Collected data:

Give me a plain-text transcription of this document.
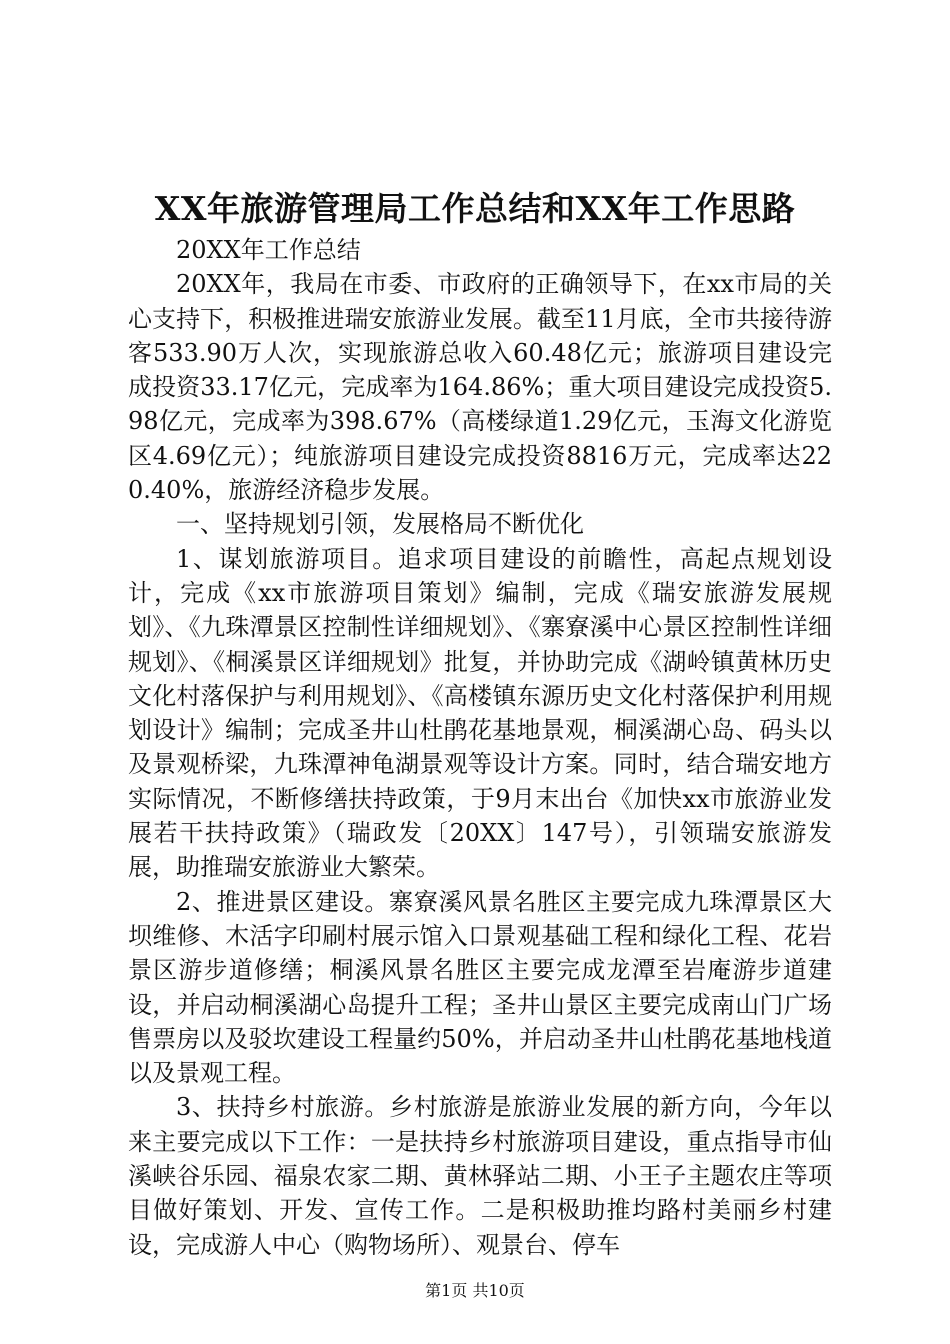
XX年旅游管理局工作总结和XX年工作思路

20XX年工作总结

20XX年，我局在市委、市政府的正确领导下，在xx市局的关心支持下，积极推进瑞安旅游业发展。截至11月底，全市共接待游客533.90万人次，实现旅游总收入60.48亿元；旅游项目建设完成投资33.17亿元，完成率为164.86%；重大项目建设完成投资5.98亿元，完成率为398.67%（高楼绿道1.29亿元，玉海文化游览区4.69亿元）；纯旅游项目建设完成投资8816万元，完成率达220.40%，旅游经济稳步发展。

一、坚持规划引领，发展格局不断优化

1、谋划旅游项目。追求项目建设的前瞻性，高起点规划设计，完成《xx市旅游项目策划》编制，完成《瑞安旅游发展规划》、《九珠潭景区控制性详细规划》、《寨寮溪中心景区控制性详细规划》、《桐溪景区详细规划》批复，并协助完成《湖岭镇黄林历史文化村落保护与利用规划》、《高楼镇东源历史文化村落保护利用规划设计》编制；完成圣井山杜鹃花基地景观，桐溪湖心岛、码头以及景观桥梁，九珠潭神龟湖景观等设计方案。同时，结合瑞安地方实际情况，不断修缮扶持政策，于9月末出台《加快xx市旅游业发展若干扶持政策》（瑞政发〔20XX〕147号），引领瑞安旅游发展，助推瑞安旅游业大繁荣。

2、推进景区建设。寨寮溪风景名胜区主要完成九珠潭景区大坝维修、木活字印刷村展示馆入口景观基础工程和绿化工程、花岩景区游步道修缮；桐溪风景名胜区主要完成龙潭至岩庵游步道建设，并启动桐溪湖心岛提升工程；圣井山景区主要完成南山门广场售票房以及驳坎建设工程量约50%，并启动圣井山杜鹃花基地栈道以及景观工程。

3、扶持乡村旅游。乡村旅游是旅游业发展的新方向，今年以来主要完成以下工作：一是扶持乡村旅游项目建设，重点指导市仙溪峡谷乐园、福泉农家二期、黄林驿站二期、小王子主题农庄等项目做好策划、开发、宣传工作。二是积极助推均路村美丽乡村建设，完成游人中心（购物场所）、观景台、停车

第1页 共10页
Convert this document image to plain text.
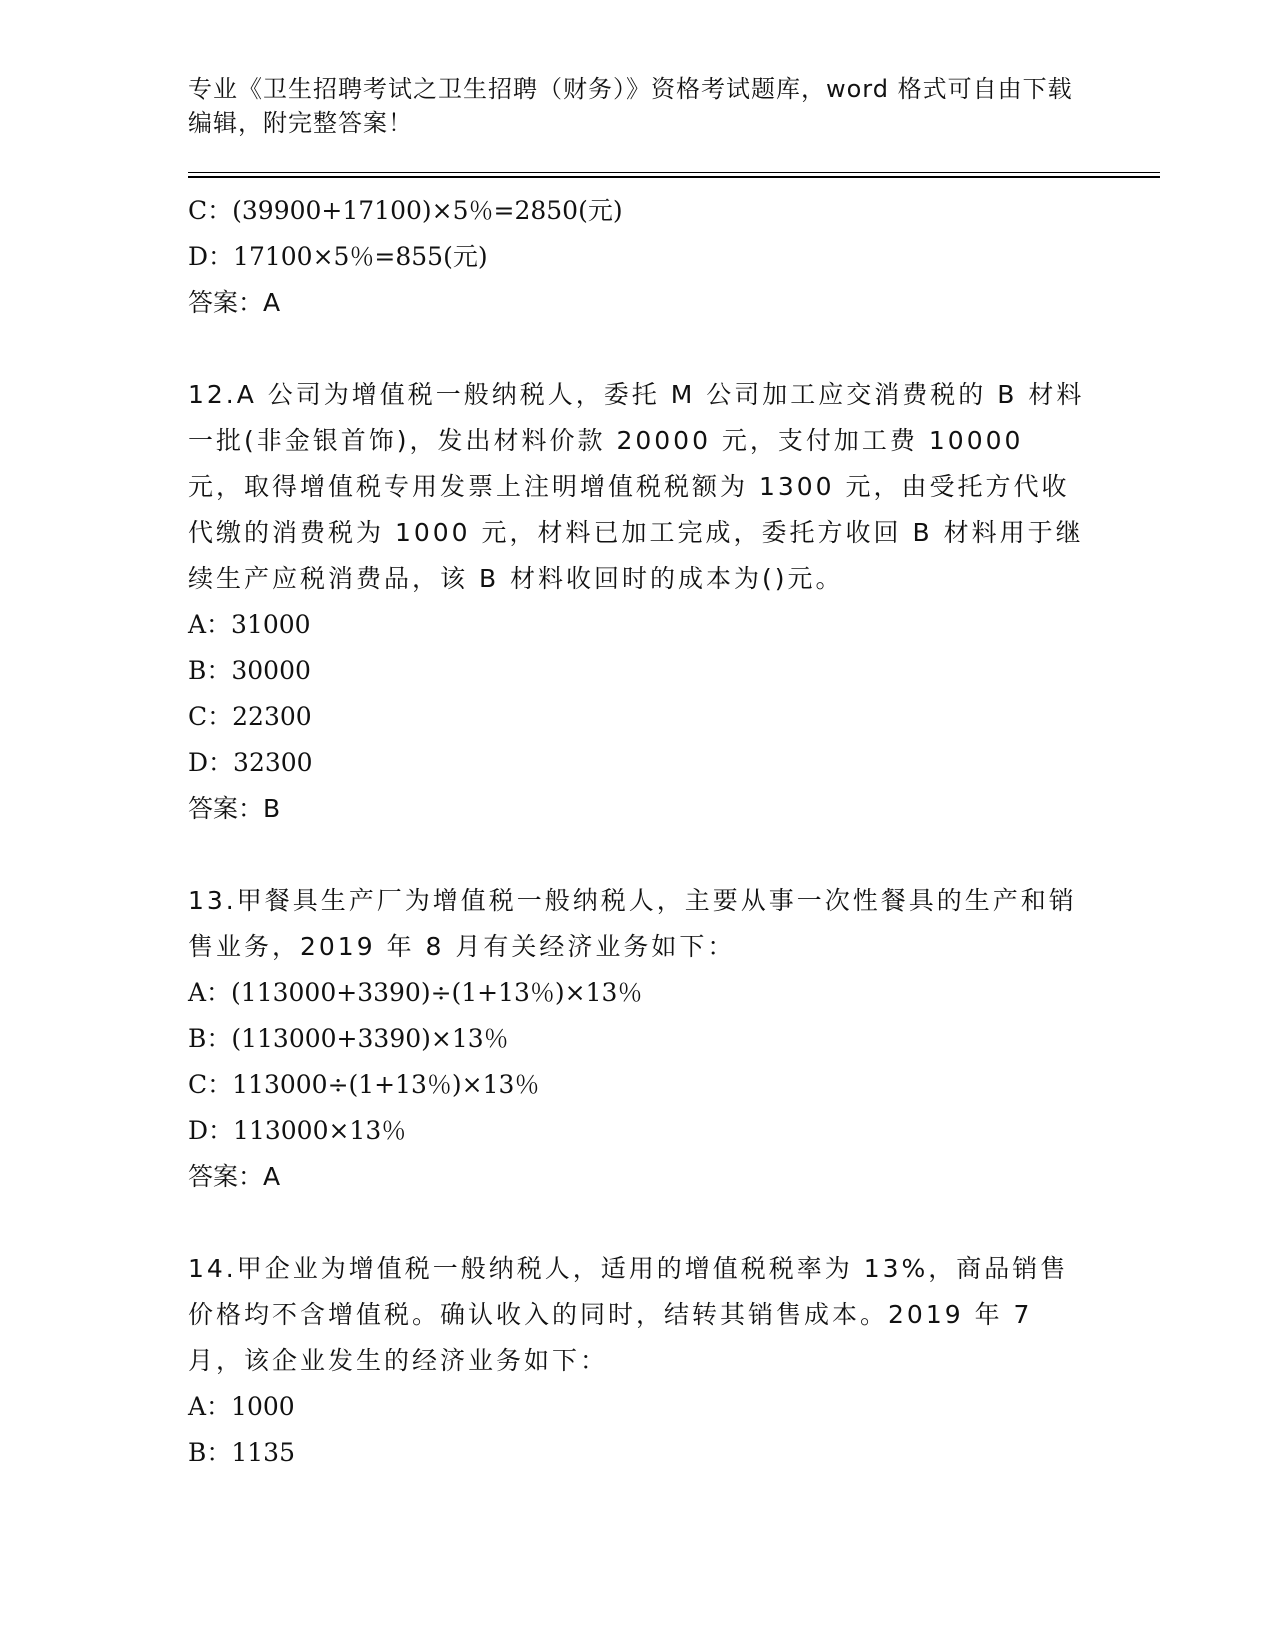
专业《卫生招聘考试之卫生招聘（财务）》资格考试题库，word 格式可自由下载编辑，附完整答案！
C：(39900+17100)×5％=2850(元)
D：17100×5％=855(元)
答案：A
12.A 公司为增值税一般纳税人，委托 M 公司加工应交消费税的 B 材料一批(非金银首饰)，发出材料价款 20000 元，支付加工费 10000 元，取得增值税专用发票上注明增值税税额为 1300 元，由受托方代收代缴的消费税为 1000 元，材料已加工完成，委托方收回 B 材料用于继续生产应税消费品，该 B 材料收回时的成本为()元。
A：31000
B：30000
C：22300
D：32300
答案：B
13.甲餐具生产厂为增值税一般纳税人，主要从事一次性餐具的生产和销售业务，2019 年 8 月有关经济业务如下：
A：(113000+3390)÷(1+13％)×13％
B：(113000+3390)×13％
C：113000÷(1+13％)×13％
D：113000×13％
答案：A
14.甲企业为增值税一般纳税人，适用的增值税税率为 13%，商品销售价格均不含增值税。确认收入的同时，结转其销售成本。2019 年 7 月，该企业发生的经济业务如下：
A：1000
B：1135
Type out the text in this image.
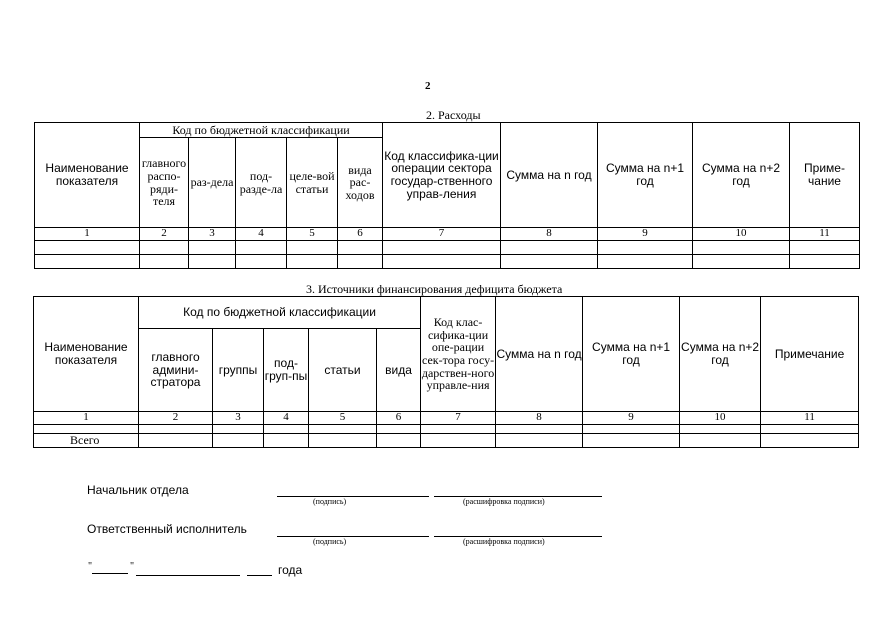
2
2. Расходы
Наименование показателя	Код по бюджетной классификации					Код классифика-ции операции сектора государ-ственного управ-ления	Сумма на n год	Сумма на n+1 год	Сумма на n+2 год	Приме-чание
	главного распо-ряди-теля	раз-дела	под-разде-ла	целе-вой статьи	вида рас-ходов					
1	2	3	4	5	6	7	8	9	10	11

3. Источники финансирования дефицита бюджета
Наименование показателя	Код по бюджетной классификации					Код клас-сифика-ции опе-рации сек-тора госу-дарствен-ного управле-ния	Сумма на n год	Сумма на n+1 год	Сумма на n+2 год	Примечание
	главного админи-стратора	группы	под-груп-пы	статьи	вида					
1	2	3	4	5	6	7	8	9	10	11

Всего										
Начальник отдела
(подпись)	(расшифровка подписи)
Ответственный исполнитель
(подпись)	(расшифровка подписи)
"	"	года
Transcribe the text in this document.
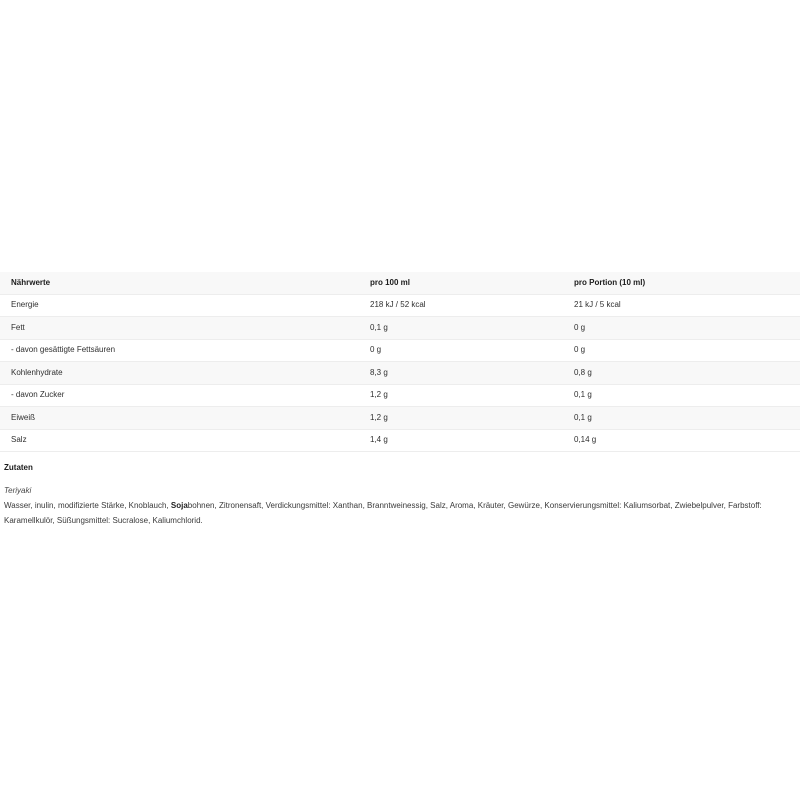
Nährwerte	pro 100 ml	pro Portion (10 ml)
Energie	218 kJ / 52 kcal	21 kJ / 5 kcal
Fett	0,1 g	0 g
- davon gesättigte Fettsäuren	0 g	0 g
Kohlenhydrate	8,3 g	0,8 g
- davon Zucker	1,2 g	0,1 g
Eiweiß	1,2 g	0,1 g
Salz	1,4 g	0,14 g
Zutaten

Teriyaki

Wasser, inulin, modifizierte Stärke, Knoblauch, Sojabohnen, Zitronensaft, Verdickungsmittel: Xanthan, Branntweinessig, Salz, Aroma, Kräuter, Gewürze, Konservierungsmittel: Kaliumsorbat, Zwiebelpulver, Farbstoff: Karamellkulör, Süßungsmittel: Sucralose, Kaliumchlorid.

Written task
In the entries above, find every line with the word "главного" and list it.

Written answer
	главного распо-ряди-теля	раз-дела	под-разде-ла	целе-вой статьи	вида рас-ходов					
	главного админи-стратора	группы	под-груп-пы	статьи	вида					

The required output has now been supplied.